» **GIVEN INFORMATION**
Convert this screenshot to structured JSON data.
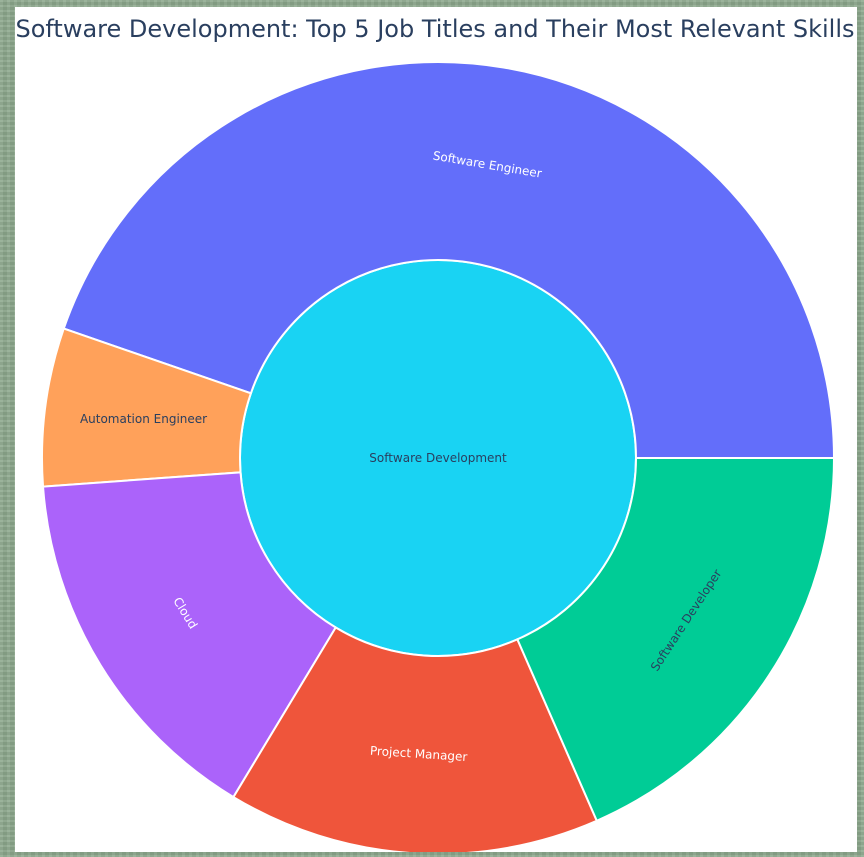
{
  "chart_data": {
    "type": "sunburst",
    "title": "Software Development: Top 5 Job Titles and Their Most Relevant Skills",
    "root": {
      "label": "Software Development",
      "color": "#19d3f3"
    },
    "children": [
      {
        "label": "Software Engineer",
        "value": 48.5,
        "color": "#636efa"
      },
      {
        "label": "Automation Engineer",
        "value": 7.0,
        "color": "#ffa15a"
      },
      {
        "label": "Cloud",
        "value": 16.5,
        "color": "#ab63fa"
      },
      {
        "label": "Project Manager",
        "value": 16.5,
        "color": "#ef553b"
      },
      {
        "label": "Software Developer",
        "value": 20.0,
        "color": "#00cc96"
      }
    ]
  }
}
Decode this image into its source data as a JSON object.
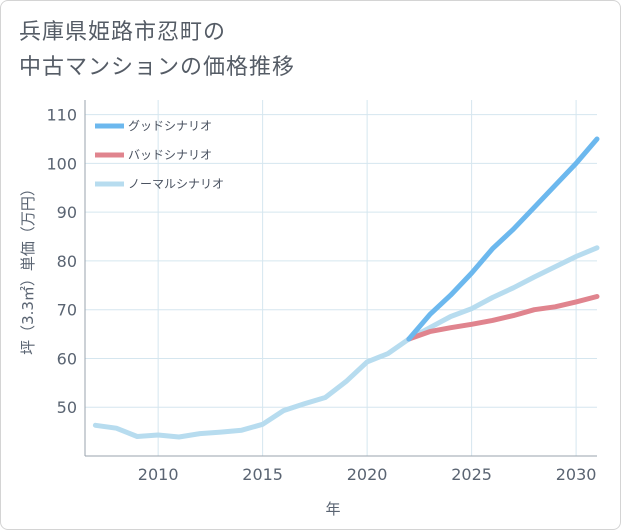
{
  "title": {
    "line1": "兵庫県姫路市忍町の",
    "line2": "中古マンションの価格推移"
  },
  "chart_data": {
    "type": "line",
    "xlabel": "年",
    "ylabel": "坪（3.3㎡）単価（万円）",
    "xlim": [
      2006.5,
      2031
    ],
    "ylim": [
      40,
      113
    ],
    "x_ticks": [
      2010,
      2015,
      2020,
      2025,
      2030
    ],
    "y_ticks": [
      50,
      60,
      70,
      80,
      90,
      100,
      110
    ],
    "grid": true,
    "legend_position": "top-left",
    "series": [
      {
        "name": "グッドシナリオ",
        "color": "#6cb8ee",
        "x": [
          2022,
          2023,
          2024,
          2025,
          2026,
          2027,
          2028,
          2029,
          2030,
          2031
        ],
        "y": [
          64.0,
          69.0,
          73.0,
          77.5,
          82.5,
          86.5,
          91.0,
          95.5,
          100.0,
          105.0
        ]
      },
      {
        "name": "バッドシナリオ",
        "color": "#e0848e",
        "x": [
          2022,
          2023,
          2024,
          2025,
          2026,
          2027,
          2028,
          2029,
          2030,
          2031
        ],
        "y": [
          64.0,
          65.5,
          66.3,
          67.0,
          67.8,
          68.8,
          70.0,
          70.6,
          71.6,
          72.7
        ]
      },
      {
        "name": "ノーマルシナリオ",
        "color": "#b7dcef",
        "x": [
          2007,
          2008,
          2009,
          2010,
          2011,
          2012,
          2013,
          2014,
          2015,
          2016,
          2017,
          2018,
          2019,
          2020,
          2021,
          2022,
          2023,
          2024,
          2025,
          2026,
          2027,
          2028,
          2029,
          2030,
          2031
        ],
        "y": [
          46.3,
          45.7,
          44.0,
          44.3,
          43.9,
          44.6,
          44.9,
          45.3,
          46.5,
          49.3,
          50.7,
          52.0,
          55.3,
          59.3,
          61.0,
          64.0,
          66.3,
          68.6,
          70.2,
          72.5,
          74.5,
          76.7,
          78.8,
          80.9,
          82.7
        ]
      }
    ]
  }
}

» **EXERCISE AIM**
Print out the lines exactly, skipping any picture.

» **THE RESULT**
Convert this screenshot to structured JSON data.
{
  "chart_data": {
    "type": "sunburst",
    "title": "Software Development: Top 5 Job Titles and Their Most Relevant Skills",
    "root": {
      "label": "Software Development",
      "color": "#19d3f3"
    },
    "children": [
      {
        "label": "Software Engineer",
        "value": 48.5,
        "color": "#636efa"
      },
      {
        "label": "Automation Engineer",
        "value": 7.0,
        "color": "#ffa15a"
      },
      {
        "label": "Cloud",
        "value": 16.5,
        "color": "#ab63fa"
      },
      {
        "label": "Project Manager",
        "value": 16.5,
        "color": "#ef553b"
      },
      {
        "label": "Software Developer",
        "value": 20.0,
        "color": "#00cc96"
      }
    ]
  }
}
Decode this image into its source data as a JSON object.
{
  "title": {
    "line1": "兵庫県姫路市忍町の",
    "line2": "中古マンションの価格推移"
  },
  "chart_data": {
    "type": "line",
    "xlabel": "年",
    "ylabel": "坪（3.3㎡）単価（万円）",
    "xlim": [
      2006.5,
      2031
    ],
    "ylim": [
      40,
      113
    ],
    "x_ticks": [
      2010,
      2015,
      2020,
      2025,
      2030
    ],
    "y_ticks": [
      50,
      60,
      70,
      80,
      90,
      100,
      110
    ],
    "grid": true,
    "legend_position": "top-left",
    "series": [
      {
        "name": "グッドシナリオ",
        "color": "#6cb8ee",
        "x": [
          2022,
          2023,
          2024,
          2025,
          2026,
          2027,
          2028,
          2029,
          2030,
          2031
        ],
        "y": [
          64.0,
          69.0,
          73.0,
          77.5,
          82.5,
          86.5,
          91.0,
          95.5,
          100.0,
          105.0
        ]
      },
      {
        "name": "バッドシナリオ",
        "color": "#e0848e",
        "x": [
          2022,
          2023,
          2024,
          2025,
          2026,
          2027,
          2028,
          2029,
          2030,
          2031
        ],
        "y": [
          64.0,
          65.5,
          66.3,
          67.0,
          67.8,
          68.8,
          70.0,
          70.6,
          71.6,
          72.7
        ]
      },
      {
        "name": "ノーマルシナリオ",
        "color": "#b7dcef",
        "x": [
          2007,
          2008,
          2009,
          2010,
          2011,
          2012,
          2013,
          2014,
          2015,
          2016,
          2017,
          2018,
          2019,
          2020,
          2021,
          2022,
          2023,
          2024,
          2025,
          2026,
          2027,
          2028,
          2029,
          2030,
          2031
        ],
        "y": [
          46.3,
          45.7,
          44.0,
          44.3,
          43.9,
          44.6,
          44.9,
          45.3,
          46.5,
          49.3,
          50.7,
          52.0,
          55.3,
          59.3,
          61.0,
          64.0,
          66.3,
          68.6,
          70.2,
          72.5,
          74.5,
          76.7,
          78.8,
          80.9,
          82.7
        ]
      }
    ]
  }
}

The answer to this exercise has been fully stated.